Can you convert the records below into a JSON list of strings, with one string per line and blank lines left out?
___ Dataset records
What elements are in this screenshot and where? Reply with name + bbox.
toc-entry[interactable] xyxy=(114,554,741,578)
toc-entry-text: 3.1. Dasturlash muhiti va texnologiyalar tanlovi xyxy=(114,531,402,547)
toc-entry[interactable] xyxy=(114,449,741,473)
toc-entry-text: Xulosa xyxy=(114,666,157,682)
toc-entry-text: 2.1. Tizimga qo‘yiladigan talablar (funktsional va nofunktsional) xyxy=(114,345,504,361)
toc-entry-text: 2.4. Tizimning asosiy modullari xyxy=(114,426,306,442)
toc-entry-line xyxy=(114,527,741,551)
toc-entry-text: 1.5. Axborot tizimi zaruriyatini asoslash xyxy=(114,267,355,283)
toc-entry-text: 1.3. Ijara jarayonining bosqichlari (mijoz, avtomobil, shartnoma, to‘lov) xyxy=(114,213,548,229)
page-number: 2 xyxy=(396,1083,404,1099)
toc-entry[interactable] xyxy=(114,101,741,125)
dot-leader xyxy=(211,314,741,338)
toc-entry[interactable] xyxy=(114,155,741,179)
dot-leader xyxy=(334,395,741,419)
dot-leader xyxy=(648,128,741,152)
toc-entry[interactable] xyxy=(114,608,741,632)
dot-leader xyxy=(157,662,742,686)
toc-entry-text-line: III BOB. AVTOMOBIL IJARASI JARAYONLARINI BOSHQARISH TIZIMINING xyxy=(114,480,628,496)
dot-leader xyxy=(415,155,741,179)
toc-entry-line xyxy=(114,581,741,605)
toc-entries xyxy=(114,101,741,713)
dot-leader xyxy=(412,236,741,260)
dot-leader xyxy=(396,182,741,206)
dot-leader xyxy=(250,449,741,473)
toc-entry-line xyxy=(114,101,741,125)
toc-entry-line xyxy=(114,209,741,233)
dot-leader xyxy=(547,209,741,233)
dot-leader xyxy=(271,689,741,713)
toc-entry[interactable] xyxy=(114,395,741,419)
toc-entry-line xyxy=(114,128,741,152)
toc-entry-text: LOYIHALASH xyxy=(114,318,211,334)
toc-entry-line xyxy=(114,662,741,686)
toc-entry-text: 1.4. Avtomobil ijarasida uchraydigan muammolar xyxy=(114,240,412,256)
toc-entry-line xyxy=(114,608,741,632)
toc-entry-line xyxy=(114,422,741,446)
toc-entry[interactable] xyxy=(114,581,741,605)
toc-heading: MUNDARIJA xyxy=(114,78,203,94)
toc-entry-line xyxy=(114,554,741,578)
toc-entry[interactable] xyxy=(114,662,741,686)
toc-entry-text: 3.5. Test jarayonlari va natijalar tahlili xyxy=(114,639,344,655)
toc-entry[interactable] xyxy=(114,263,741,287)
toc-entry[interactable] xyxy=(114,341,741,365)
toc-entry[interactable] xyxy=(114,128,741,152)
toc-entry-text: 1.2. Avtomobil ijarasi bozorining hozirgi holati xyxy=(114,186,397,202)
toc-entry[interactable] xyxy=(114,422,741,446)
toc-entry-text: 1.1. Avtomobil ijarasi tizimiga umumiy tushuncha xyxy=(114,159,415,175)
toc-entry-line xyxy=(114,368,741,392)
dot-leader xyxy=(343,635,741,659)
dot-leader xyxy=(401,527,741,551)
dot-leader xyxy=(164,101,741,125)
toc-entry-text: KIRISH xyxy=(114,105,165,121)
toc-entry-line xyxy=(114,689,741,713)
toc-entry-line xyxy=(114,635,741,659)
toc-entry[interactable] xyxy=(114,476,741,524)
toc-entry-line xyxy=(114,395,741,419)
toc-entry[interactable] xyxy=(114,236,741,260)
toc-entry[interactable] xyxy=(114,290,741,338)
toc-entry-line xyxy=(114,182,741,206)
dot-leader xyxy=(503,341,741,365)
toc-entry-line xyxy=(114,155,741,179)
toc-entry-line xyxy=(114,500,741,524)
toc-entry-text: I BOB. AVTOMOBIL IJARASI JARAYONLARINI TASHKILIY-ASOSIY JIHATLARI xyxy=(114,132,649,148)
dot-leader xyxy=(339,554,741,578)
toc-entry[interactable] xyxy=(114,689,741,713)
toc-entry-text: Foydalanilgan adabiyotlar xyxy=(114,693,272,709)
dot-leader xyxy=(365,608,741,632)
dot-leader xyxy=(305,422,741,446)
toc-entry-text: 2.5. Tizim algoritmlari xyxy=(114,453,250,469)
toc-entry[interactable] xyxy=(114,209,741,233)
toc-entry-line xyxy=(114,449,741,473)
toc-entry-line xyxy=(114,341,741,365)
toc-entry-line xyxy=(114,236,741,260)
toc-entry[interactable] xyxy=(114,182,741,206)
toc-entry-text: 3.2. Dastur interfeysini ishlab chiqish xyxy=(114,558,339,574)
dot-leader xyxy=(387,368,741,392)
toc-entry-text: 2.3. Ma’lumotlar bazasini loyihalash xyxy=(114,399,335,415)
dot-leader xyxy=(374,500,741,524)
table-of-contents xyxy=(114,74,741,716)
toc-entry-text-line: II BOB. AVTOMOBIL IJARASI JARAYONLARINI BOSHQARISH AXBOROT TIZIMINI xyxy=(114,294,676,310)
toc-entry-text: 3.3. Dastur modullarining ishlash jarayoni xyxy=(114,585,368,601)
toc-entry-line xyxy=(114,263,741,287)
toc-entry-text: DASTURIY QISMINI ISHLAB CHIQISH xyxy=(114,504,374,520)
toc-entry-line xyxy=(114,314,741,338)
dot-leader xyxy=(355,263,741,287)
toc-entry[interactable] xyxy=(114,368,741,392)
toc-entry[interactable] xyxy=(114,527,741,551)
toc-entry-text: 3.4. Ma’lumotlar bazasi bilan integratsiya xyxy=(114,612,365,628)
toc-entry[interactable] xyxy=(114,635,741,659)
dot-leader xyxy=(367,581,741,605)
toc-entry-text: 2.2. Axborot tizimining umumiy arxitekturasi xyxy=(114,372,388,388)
______
#### Problem solution:
[
  "What elements are in this screenshot and where? Reply with name + bbox.",
  "toc-entry[interactable] xyxy=(114,554,741,578)",
  "toc-entry-text: 3.1. Dasturlash muhiti va texnologiyalar tanlovi xyxy=(114,531,402,547)",
  "toc-entry[interactable] xyxy=(114,449,741,473)",
  "toc-entry-text: Xulosa xyxy=(114,666,157,682)",
  "toc-entry-text: 2.1. Tizimga qo‘yiladigan talablar (funktsional va nofunktsional) xyxy=(114,345,504,361)",
  "toc-entry-text: 2.4. Tizimning asosiy modullari xyxy=(114,426,306,442)",
  "toc-entry-line xyxy=(114,527,741,551)",
  "toc-entry-text: 1.5. Axborot tizimi zaruriyatini asoslash xyxy=(114,267,355,283)",
  "toc-entry-text: 1.3. Ijara jarayonining bosqichlari (mijoz, avtomobil, shartnoma, to‘lov) xyxy=(114,213,548,229)",
  "page-number: 2 xyxy=(396,1083,404,1099)",
  "toc-entry[interactable] xyxy=(114,101,741,125)",
  "dot-leader xyxy=(211,314,741,338)",
  "toc-entry[interactable] xyxy=(114,155,741,179)",
  "dot-leader xyxy=(334,395,741,419)",
  "dot-leader xyxy=(648,128,741,152)",
  "toc-entry[interactable] xyxy=(114,608,741,632)",
  "dot-leader xyxy=(157,662,742,686)",
  "toc-entry-text-line: III BOB. AVTOMOBIL IJARASI JARAYONLARINI BOSHQARISH TIZIMINING xyxy=(114,480,628,496)",
  "dot-leader xyxy=(415,155,741,179)",
  "toc-entry-line xyxy=(114,581,741,605)",
  "toc-entries xyxy=(114,101,741,713)",
  "dot-leader xyxy=(412,236,741,260)",
  "dot-leader xyxy=(396,182,741,206)",
  "dot-leader xyxy=(250,449,741,473)",
  "toc-entry-line xyxy=(114,101,741,125)",
  "toc-entry-line xyxy=(114,209,741,233)",
  "dot-leader xyxy=(547,209,741,233)",
  "dot-leader xyxy=(271,689,741,713)",
  "toc-entry[interactable] xyxy=(114,395,741,419)",
  "toc-entry-line xyxy=(114,128,741,152)",
  "toc-entry-text: LOYIHALASH xyxy=(114,318,211,334)",
  "toc-entry-line xyxy=(114,662,741,686)",
  "toc-entry-text: 1.4. Avtomobil ijarasida uchraydigan muammolar xyxy=(114,240,412,256)",
  "toc-entry-line xyxy=(114,608,741,632)",
  "toc-entry-line xyxy=(114,422,741,446)",
  "toc-entry[interactable] xyxy=(114,581,741,605)",
  "toc-heading: MUNDARIJA xyxy=(114,78,203,94)",
  "toc-entry-line xyxy=(114,554,741,578)",
  "toc-entry[interactable] xyxy=(114,662,741,686)",
  "toc-entry-text: 3.5. Test jarayonlari va natijalar tahlili xyxy=(114,639,344,655)",
  "toc-entry[interactable] xyxy=(114,263,741,287)",
  "toc-entry[interactable] xyxy=(114,341,741,365)",
  "toc-entry[interactable] xyxy=(114,128,741,152)",
  "toc-entry-text: 1.2. Avtomobil ijarasi bozorining hozirgi holati xyxy=(114,186,397,202)",
  "toc-entry[interactable] xyxy=(114,422,741,446)",
  "toc-entry-text: 1.1. Avtomobil ijarasi tizimiga umumiy tushuncha xyxy=(114,159,415,175)",
  "toc-entry-line xyxy=(114,368,741,392)",
  "dot-leader xyxy=(343,635,741,659)",
  "dot-leader xyxy=(401,527,741,551)",
  "dot-leader xyxy=(164,101,741,125)",
  "toc-entry-text: KIRISH xyxy=(114,105,165,121)",
  "toc-entry-line xyxy=(114,689,741,713)",
  "toc-entry-line xyxy=(114,635,741,659)",
  "toc-entry[interactable] xyxy=(114,476,741,524)",
  "toc-entry-line xyxy=(114,395,741,419)",
  "toc-entry[interactable] xyxy=(114,236,741,260)",
  "toc-entry[interactable] xyxy=(114,290,741,338)",
  "toc-entry-line xyxy=(114,182,741,206)",
  "dot-leader xyxy=(503,341,741,365)",
  "toc-entry-line xyxy=(114,155,741,179)",
  "toc-entry-line xyxy=(114,500,741,524)",
  "toc-entry-text: I BOB. AVTOMOBIL IJARASI JARAYONLARINI TASHKILIY-ASOSIY JIHATLARI xyxy=(114,132,649,148)",
  "dot-leader xyxy=(339,554,741,578)",
  "toc-entry[interactable] xyxy=(114,689,741,713)",
  "toc-entry-text: Foydalanilgan adabiyotlar xyxy=(114,693,272,709)",
  "dot-leader xyxy=(365,608,741,632)",
  "dot-leader xyxy=(305,422,741,446)",
  "toc-entry-text: 2.5. Tizim algoritmlari xyxy=(114,453,250,469)",
  "toc-entry[interactable] xyxy=(114,209,741,233)",
  "toc-entry-line xyxy=(114,449,741,473)",
  "toc-entry-line xyxy=(114,341,741,365)",
  "toc-entry-line xyxy=(114,236,741,260)",
  "toc-entry[interactable] xyxy=(114,182,741,206)",
  "toc-entry-text: 3.2. Dastur interfeysini ishlab chiqish xyxy=(114,558,339,574)",
  "dot-leader xyxy=(387,368,741,392)",
  "toc-entry-text: 2.3. Ma’lumotlar bazasini loyihalash xyxy=(114,399,335,415)",
  "dot-leader xyxy=(374,500,741,524)",
  "table-of-contents xyxy=(114,74,741,716)",
  "toc-entry-text-line: II BOB. AVTOMOBIL IJARASI JARAYONLARINI BOSHQARISH AXBOROT TIZIMINI xyxy=(114,294,676,310)",
  "toc-entry-text: 3.3. Dastur modullarining ishlash jarayoni xyxy=(114,585,368,601)",
  "toc-entry-line xyxy=(114,263,741,287)",
  "toc-entry-text: DASTURIY QISMINI ISHLAB CHIQISH xyxy=(114,504,374,520)",
  "toc-entry-line xyxy=(114,314,741,338)",
  "dot-leader xyxy=(355,263,741,287)",
  "toc-entry[interactable] xyxy=(114,368,741,392)",
  "toc-entry[interactable] xyxy=(114,527,741,551)",
  "toc-entry-text: 3.4. Ma’lumotlar bazasi bilan integratsiya xyxy=(114,612,365,628)",
  "toc-entry[interactable] xyxy=(114,635,741,659)",
  "dot-leader xyxy=(367,581,741,605)",
  "toc-entry-text: 2.2. Axborot tizimining umumiy arxitekturasi xyxy=(114,372,388,388)"
]